Copy every line that mentions the word "after".

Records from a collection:
++++++

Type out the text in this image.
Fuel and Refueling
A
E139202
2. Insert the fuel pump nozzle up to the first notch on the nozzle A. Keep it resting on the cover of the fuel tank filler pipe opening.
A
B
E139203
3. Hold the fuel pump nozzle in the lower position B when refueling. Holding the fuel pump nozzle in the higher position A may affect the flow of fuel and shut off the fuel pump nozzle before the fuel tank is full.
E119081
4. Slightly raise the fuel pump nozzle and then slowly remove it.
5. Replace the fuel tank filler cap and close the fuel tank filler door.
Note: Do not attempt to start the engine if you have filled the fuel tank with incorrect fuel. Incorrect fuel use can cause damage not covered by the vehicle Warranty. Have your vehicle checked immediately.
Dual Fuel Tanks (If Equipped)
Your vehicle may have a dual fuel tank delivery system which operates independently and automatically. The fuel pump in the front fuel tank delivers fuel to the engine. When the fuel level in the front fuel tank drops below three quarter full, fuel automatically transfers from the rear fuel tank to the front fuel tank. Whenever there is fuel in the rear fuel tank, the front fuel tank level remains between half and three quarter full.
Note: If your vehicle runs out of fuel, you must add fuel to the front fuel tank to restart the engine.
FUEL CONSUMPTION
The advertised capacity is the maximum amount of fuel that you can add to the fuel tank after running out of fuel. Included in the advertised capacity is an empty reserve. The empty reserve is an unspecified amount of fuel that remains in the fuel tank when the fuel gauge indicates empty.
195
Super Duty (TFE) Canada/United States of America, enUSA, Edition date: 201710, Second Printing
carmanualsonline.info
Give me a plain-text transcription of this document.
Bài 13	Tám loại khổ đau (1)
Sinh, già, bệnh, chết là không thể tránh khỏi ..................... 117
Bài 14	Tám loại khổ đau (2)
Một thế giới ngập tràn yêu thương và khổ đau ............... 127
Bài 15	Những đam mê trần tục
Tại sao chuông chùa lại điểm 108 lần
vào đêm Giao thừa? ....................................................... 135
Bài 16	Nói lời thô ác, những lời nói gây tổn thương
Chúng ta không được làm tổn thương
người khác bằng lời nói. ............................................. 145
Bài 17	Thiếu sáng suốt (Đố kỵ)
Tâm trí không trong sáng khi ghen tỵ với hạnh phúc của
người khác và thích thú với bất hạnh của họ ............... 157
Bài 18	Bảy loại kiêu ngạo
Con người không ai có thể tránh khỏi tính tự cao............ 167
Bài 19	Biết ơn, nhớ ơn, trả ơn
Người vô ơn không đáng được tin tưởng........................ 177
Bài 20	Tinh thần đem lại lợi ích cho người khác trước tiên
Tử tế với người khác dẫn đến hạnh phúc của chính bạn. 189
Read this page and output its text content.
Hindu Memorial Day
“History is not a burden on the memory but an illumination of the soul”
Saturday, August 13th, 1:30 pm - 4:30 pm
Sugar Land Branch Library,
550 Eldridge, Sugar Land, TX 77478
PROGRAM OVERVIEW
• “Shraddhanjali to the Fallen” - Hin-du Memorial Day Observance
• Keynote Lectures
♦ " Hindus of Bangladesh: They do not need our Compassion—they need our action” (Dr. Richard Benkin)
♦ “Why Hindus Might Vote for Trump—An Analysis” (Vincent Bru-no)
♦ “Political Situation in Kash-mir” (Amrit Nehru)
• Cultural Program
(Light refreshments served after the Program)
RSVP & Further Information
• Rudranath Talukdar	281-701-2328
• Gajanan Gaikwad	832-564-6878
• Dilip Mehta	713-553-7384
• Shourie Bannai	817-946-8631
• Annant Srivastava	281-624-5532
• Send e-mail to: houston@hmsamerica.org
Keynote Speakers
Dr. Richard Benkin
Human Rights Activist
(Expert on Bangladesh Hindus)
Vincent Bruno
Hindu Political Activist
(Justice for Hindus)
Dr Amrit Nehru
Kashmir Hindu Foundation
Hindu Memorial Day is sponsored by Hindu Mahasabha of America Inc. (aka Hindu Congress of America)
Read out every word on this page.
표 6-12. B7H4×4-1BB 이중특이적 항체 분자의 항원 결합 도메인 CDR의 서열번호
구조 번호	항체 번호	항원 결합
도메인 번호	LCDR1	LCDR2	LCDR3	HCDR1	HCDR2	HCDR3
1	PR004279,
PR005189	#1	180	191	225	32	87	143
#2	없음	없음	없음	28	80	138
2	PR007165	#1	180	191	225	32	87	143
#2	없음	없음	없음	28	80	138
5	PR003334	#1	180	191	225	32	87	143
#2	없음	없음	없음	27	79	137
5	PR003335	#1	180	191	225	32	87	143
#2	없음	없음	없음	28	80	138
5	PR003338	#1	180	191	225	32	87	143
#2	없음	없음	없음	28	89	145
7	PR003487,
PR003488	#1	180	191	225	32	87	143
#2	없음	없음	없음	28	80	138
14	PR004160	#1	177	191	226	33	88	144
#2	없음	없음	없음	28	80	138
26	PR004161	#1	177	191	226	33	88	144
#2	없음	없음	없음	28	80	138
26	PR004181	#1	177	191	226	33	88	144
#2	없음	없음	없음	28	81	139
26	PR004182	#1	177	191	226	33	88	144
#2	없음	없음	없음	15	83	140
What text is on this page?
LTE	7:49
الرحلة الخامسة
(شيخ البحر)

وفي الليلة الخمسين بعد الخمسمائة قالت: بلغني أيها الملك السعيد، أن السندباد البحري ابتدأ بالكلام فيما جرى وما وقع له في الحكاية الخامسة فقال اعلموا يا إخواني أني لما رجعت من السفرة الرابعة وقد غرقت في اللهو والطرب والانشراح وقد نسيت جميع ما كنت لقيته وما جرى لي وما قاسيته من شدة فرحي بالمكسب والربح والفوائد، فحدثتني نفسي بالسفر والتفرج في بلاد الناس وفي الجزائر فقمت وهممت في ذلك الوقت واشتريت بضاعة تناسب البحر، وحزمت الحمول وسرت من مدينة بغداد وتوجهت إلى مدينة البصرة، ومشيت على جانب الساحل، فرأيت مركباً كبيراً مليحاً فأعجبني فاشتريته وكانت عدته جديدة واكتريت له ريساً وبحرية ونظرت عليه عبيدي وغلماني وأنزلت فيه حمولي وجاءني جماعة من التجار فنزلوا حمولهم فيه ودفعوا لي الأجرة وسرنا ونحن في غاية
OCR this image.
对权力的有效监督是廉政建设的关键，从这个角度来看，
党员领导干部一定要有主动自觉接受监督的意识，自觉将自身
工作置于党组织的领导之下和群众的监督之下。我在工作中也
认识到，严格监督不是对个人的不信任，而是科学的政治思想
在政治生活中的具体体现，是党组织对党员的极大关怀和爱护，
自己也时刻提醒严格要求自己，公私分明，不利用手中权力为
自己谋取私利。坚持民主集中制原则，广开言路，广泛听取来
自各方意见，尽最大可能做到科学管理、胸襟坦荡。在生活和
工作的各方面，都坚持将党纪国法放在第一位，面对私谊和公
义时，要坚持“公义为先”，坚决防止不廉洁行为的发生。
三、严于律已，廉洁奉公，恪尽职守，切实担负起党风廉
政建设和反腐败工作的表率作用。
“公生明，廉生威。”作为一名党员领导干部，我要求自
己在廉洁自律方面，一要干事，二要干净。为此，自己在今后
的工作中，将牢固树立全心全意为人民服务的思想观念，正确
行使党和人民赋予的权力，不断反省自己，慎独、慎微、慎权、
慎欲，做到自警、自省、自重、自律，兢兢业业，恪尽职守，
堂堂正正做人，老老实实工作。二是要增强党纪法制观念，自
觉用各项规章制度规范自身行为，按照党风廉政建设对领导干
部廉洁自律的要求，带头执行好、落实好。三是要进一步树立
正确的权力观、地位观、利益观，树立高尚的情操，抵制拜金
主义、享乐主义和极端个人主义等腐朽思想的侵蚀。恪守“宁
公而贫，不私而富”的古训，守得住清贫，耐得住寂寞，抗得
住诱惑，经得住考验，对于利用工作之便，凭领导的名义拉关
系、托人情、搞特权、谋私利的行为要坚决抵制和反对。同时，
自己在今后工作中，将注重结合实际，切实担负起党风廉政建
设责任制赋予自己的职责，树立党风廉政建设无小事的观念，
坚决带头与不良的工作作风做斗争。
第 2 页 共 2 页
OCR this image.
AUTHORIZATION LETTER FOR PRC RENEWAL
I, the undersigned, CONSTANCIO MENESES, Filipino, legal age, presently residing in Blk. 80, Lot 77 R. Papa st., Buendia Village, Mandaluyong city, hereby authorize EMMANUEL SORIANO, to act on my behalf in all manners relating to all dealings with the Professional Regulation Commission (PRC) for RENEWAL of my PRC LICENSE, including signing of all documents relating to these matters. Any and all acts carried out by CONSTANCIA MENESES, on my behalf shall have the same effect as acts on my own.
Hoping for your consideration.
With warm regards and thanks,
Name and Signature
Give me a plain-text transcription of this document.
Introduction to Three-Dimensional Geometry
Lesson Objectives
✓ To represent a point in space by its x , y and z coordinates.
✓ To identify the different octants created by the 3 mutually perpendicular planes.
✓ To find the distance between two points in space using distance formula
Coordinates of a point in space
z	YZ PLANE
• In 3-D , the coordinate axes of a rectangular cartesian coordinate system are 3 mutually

++++++

== Answer ==
The advertised capacity is the maximum amount of fuel that you can add to the fuel tank after running out of fuel. Included in the advertised capacity is an empty reserve. The empty reserve is an unspecified amount of fuel that remains in the fuel tank when the fuel gauge indicates empty.
(Light refreshments served after the Program)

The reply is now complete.